### STATED PROBLEM
In the entries below, count every line with the string "ready". State the count and nothing else.

### EXCERPTED RECORDS
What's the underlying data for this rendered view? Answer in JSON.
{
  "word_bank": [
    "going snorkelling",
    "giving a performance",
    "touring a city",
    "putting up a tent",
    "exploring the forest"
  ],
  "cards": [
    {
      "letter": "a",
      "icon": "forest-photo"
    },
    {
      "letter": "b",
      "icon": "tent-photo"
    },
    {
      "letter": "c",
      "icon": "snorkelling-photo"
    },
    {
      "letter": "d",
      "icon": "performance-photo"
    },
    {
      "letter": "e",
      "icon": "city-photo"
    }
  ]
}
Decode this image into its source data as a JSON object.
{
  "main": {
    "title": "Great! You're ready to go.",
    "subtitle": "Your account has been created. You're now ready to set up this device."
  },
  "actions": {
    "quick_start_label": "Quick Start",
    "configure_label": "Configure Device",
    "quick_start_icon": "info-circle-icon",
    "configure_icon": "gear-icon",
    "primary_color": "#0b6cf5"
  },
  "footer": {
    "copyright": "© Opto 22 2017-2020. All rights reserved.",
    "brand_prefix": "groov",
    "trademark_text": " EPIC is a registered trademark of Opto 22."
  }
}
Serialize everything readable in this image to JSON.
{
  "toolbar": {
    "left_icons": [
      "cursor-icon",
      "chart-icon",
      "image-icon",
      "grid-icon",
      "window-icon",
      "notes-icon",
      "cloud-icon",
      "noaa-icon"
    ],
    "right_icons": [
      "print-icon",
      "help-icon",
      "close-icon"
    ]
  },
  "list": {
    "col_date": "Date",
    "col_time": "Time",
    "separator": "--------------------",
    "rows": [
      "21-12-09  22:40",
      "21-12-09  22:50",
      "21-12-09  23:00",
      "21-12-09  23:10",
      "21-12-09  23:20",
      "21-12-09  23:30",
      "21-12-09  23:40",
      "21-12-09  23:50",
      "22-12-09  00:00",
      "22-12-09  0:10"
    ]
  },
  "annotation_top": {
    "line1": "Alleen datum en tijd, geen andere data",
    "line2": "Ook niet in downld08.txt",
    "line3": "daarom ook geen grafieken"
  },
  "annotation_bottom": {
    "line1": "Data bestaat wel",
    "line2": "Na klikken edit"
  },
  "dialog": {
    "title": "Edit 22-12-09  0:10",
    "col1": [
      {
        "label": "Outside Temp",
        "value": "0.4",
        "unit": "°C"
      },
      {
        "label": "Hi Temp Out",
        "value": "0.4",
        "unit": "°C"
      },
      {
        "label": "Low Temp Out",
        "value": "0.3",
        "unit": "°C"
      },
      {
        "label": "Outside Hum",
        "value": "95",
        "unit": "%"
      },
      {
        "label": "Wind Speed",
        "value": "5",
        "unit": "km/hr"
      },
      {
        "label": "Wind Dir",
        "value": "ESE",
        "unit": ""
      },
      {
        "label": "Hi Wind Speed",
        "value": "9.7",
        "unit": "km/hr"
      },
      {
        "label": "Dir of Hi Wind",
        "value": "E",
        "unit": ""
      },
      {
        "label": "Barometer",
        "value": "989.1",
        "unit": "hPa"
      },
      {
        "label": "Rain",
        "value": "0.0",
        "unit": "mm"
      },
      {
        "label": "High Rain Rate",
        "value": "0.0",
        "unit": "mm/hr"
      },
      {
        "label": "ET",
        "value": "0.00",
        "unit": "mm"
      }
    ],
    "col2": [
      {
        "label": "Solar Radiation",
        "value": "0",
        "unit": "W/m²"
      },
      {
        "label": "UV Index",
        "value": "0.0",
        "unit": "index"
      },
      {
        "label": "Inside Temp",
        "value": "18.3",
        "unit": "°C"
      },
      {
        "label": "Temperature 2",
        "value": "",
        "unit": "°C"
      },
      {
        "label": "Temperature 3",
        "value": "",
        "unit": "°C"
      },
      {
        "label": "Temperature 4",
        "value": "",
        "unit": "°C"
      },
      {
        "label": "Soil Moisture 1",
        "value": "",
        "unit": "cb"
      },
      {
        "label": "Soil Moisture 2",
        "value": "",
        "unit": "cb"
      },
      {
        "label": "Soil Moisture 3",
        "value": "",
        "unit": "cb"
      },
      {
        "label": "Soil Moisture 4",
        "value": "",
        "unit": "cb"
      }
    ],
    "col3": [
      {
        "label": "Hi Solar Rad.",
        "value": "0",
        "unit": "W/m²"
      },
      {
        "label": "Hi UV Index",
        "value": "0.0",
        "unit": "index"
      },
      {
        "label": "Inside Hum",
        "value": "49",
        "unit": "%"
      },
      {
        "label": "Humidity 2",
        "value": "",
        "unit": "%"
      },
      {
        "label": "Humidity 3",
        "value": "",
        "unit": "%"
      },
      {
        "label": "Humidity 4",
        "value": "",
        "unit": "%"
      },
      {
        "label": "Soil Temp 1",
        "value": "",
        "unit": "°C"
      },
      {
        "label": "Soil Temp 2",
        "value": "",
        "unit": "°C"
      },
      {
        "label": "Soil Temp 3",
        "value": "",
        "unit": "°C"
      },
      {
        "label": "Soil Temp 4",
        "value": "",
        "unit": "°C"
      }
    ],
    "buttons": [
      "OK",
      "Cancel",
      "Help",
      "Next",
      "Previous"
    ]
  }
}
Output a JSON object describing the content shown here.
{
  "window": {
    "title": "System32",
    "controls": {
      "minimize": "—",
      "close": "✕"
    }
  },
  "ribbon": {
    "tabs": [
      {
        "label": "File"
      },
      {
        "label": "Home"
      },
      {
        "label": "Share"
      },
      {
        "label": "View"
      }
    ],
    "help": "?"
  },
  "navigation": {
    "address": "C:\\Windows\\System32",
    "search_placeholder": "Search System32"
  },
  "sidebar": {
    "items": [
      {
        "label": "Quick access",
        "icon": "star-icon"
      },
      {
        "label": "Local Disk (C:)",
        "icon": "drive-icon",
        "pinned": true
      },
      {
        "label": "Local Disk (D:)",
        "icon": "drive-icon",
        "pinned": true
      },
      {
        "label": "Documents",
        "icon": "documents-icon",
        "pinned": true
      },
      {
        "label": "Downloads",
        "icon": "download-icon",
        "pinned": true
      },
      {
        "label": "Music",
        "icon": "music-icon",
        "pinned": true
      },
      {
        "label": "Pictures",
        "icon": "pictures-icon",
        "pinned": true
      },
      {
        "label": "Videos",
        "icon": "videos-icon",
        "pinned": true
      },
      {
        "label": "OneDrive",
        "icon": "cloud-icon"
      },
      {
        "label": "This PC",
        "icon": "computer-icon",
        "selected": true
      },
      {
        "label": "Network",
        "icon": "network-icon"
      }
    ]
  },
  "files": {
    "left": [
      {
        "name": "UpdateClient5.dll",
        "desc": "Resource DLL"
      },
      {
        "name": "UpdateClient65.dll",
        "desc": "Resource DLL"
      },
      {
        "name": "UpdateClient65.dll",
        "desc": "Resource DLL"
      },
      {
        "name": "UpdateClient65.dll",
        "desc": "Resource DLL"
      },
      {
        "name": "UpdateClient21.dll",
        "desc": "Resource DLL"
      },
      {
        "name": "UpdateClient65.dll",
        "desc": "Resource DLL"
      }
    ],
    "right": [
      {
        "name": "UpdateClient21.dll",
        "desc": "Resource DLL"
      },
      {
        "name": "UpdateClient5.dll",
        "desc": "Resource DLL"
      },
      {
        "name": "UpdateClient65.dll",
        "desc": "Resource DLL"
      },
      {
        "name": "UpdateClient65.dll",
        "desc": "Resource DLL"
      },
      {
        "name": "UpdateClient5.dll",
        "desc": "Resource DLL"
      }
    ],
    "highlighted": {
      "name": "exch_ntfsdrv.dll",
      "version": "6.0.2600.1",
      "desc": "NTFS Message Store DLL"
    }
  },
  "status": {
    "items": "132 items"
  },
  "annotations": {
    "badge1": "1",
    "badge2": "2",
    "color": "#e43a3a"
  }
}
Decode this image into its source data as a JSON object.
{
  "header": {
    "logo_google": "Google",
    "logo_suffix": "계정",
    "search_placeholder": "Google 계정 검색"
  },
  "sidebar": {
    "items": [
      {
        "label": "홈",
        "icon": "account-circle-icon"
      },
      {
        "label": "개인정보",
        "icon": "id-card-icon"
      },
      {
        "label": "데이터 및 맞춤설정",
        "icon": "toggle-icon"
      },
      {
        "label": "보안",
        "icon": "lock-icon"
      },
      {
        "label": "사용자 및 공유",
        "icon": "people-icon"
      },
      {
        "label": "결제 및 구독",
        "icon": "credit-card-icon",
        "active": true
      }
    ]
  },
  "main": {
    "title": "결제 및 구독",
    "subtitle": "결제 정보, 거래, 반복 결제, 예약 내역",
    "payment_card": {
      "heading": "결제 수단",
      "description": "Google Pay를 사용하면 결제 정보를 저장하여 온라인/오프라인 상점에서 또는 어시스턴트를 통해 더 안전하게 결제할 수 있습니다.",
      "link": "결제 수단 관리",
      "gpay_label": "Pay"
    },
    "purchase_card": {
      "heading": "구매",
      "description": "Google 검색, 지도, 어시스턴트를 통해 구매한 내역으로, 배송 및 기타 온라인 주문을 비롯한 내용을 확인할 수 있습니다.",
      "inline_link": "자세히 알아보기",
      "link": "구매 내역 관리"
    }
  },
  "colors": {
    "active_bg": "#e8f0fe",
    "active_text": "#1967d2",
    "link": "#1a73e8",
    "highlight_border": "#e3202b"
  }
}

### TASK RESPONSE
2